**Directions:**
Show every line of the records below that contains the word "течением".

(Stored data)
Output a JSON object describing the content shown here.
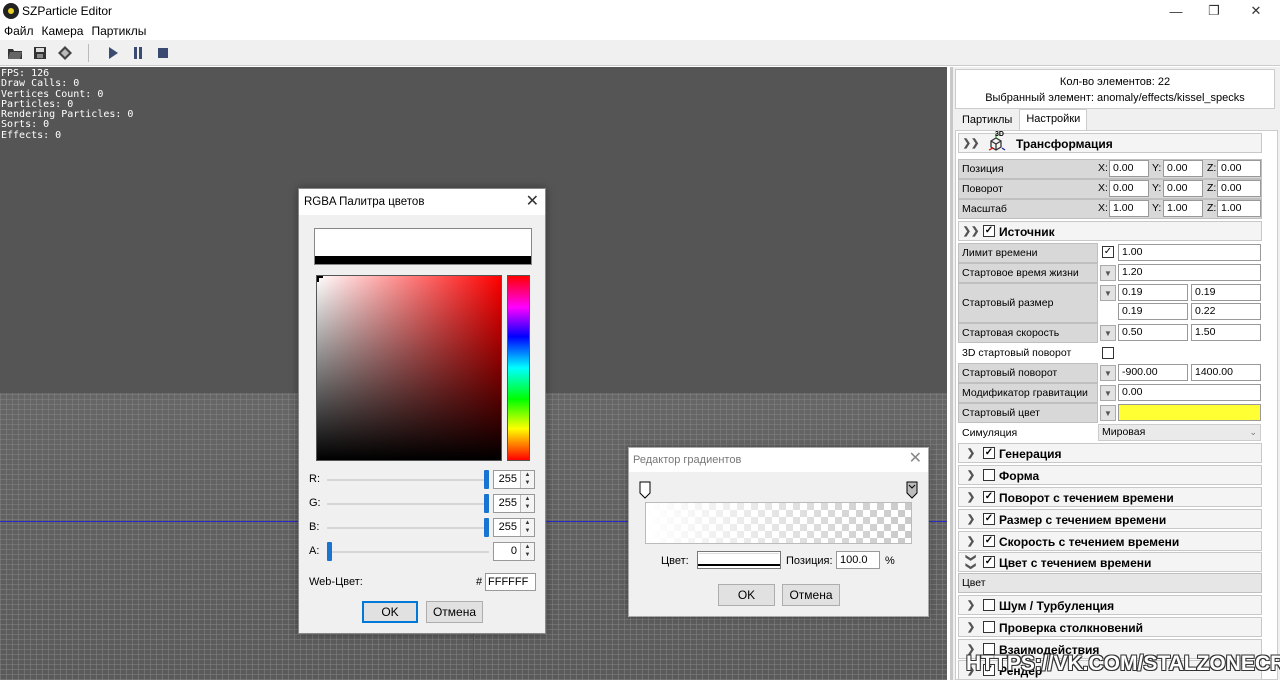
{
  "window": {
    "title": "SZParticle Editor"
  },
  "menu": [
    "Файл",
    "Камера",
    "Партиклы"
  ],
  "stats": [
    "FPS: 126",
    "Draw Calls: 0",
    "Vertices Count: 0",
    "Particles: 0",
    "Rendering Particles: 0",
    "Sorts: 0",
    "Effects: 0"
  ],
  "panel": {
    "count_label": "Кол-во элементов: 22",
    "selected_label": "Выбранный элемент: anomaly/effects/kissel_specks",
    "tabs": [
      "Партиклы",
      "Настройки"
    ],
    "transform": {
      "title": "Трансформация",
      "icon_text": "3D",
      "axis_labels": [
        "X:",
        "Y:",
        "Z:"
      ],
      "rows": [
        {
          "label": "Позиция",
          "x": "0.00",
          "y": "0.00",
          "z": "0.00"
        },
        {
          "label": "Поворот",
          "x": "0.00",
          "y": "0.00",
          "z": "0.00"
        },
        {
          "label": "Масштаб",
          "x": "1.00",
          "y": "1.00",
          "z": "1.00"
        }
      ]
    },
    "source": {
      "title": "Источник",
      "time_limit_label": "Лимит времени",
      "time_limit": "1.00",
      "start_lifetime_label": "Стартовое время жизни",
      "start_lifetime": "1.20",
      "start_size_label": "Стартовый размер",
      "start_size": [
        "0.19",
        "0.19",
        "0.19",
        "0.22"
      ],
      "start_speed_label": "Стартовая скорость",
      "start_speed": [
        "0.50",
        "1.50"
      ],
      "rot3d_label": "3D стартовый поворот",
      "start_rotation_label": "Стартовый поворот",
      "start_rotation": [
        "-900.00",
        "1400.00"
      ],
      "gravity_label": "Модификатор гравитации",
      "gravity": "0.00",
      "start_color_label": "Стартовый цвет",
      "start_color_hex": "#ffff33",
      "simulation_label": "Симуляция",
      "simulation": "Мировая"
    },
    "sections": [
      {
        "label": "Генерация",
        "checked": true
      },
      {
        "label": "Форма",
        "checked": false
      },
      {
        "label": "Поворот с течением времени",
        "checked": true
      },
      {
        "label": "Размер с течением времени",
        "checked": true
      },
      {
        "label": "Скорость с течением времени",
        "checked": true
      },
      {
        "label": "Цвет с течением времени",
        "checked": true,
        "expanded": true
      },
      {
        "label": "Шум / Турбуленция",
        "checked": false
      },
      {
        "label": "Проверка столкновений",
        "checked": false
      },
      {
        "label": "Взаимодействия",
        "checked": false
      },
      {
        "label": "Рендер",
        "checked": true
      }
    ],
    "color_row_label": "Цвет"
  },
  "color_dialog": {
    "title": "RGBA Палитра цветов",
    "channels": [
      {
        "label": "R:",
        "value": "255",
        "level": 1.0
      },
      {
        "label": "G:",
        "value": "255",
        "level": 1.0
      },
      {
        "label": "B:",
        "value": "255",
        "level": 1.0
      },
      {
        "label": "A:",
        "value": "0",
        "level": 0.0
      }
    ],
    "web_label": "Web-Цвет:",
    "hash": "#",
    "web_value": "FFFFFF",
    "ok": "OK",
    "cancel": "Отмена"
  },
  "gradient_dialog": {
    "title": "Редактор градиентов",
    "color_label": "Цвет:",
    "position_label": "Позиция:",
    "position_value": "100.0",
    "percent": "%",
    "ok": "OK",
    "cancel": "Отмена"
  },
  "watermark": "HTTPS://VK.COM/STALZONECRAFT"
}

---

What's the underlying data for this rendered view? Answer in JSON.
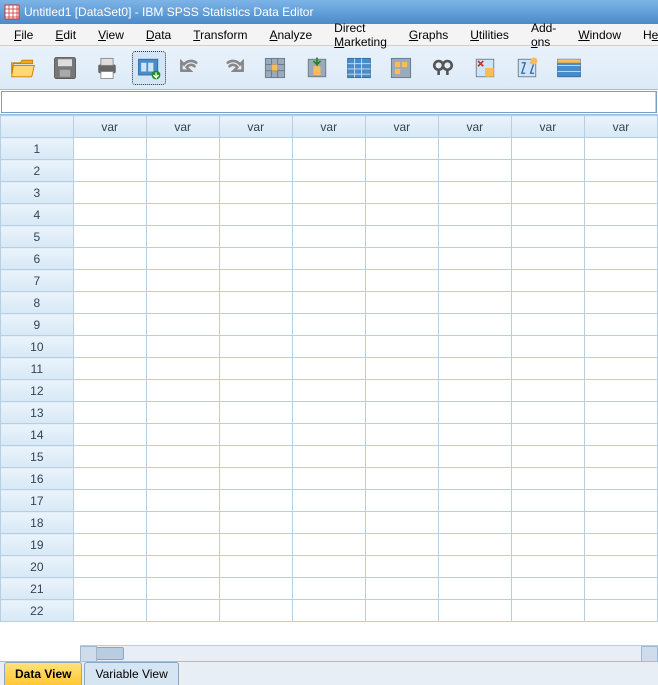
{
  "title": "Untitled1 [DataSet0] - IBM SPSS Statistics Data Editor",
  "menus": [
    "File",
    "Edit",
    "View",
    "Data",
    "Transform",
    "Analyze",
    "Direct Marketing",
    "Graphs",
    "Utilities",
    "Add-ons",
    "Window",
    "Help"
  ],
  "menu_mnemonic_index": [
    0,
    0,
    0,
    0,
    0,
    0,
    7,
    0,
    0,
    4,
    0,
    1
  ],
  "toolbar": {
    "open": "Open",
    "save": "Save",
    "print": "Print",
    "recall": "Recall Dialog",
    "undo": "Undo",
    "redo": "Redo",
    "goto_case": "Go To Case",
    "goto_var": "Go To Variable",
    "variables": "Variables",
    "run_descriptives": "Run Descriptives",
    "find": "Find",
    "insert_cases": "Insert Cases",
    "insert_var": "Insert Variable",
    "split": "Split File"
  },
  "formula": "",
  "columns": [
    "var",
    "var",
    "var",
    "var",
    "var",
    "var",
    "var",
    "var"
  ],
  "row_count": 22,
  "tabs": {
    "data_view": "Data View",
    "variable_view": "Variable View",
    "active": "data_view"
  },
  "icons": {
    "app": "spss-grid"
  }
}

**Task response:**
        "label": "Поворот с течением времени",
        "label": "Размер с течением времени",
        "label": "Скорость с течением времени",
        "label": "Цвет с течением времени",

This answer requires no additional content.